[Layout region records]

○ ○ ○ ○ ○ ○ ○

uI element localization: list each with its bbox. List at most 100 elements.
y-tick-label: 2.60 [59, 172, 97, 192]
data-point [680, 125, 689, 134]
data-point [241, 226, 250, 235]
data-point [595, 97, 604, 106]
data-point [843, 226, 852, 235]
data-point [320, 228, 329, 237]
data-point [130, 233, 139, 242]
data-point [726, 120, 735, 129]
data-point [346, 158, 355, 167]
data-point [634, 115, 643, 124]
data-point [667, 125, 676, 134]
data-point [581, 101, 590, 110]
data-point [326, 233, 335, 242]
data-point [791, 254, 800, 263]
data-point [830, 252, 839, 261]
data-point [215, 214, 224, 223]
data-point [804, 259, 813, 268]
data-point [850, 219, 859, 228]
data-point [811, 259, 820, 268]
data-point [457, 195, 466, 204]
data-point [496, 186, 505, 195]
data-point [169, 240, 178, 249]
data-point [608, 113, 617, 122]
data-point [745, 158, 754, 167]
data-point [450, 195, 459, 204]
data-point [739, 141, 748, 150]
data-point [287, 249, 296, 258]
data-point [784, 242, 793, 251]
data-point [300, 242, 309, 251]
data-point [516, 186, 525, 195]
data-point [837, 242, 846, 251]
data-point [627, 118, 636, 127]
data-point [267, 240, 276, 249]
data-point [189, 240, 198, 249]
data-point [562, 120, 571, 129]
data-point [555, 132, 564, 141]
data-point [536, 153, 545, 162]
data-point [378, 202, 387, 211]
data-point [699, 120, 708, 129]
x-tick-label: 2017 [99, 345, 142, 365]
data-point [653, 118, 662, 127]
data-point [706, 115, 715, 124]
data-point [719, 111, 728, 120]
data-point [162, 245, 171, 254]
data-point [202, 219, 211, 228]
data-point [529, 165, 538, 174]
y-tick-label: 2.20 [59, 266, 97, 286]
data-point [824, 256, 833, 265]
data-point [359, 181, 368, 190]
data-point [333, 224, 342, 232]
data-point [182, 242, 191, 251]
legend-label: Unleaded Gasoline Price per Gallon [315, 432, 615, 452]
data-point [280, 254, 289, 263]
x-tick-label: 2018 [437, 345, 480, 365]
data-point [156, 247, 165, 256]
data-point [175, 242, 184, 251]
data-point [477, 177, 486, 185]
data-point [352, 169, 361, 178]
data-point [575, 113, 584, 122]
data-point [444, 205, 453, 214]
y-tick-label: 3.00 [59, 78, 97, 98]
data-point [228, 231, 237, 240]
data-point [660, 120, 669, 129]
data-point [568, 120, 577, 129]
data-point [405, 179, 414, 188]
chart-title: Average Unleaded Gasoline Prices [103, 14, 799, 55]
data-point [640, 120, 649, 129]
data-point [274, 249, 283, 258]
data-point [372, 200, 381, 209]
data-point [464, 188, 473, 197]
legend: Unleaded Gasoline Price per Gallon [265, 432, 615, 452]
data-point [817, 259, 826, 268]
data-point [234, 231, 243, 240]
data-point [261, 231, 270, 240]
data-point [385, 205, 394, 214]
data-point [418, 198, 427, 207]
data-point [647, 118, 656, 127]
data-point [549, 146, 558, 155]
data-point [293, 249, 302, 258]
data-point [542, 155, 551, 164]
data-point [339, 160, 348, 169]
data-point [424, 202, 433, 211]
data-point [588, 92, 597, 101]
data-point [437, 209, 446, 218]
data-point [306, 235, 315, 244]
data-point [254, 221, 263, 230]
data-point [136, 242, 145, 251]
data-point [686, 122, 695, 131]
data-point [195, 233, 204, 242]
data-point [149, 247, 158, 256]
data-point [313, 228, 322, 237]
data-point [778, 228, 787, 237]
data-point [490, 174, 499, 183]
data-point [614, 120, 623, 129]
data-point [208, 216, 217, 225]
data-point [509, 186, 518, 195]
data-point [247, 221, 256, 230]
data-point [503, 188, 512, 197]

○ ○ ○ ○ ○ ○ ○

SHORT EXERCISE –
Count the lines above that contain the string "label", matching case exactly. Reply with the number alone.

SOLUTION FOR THIS TASK –
6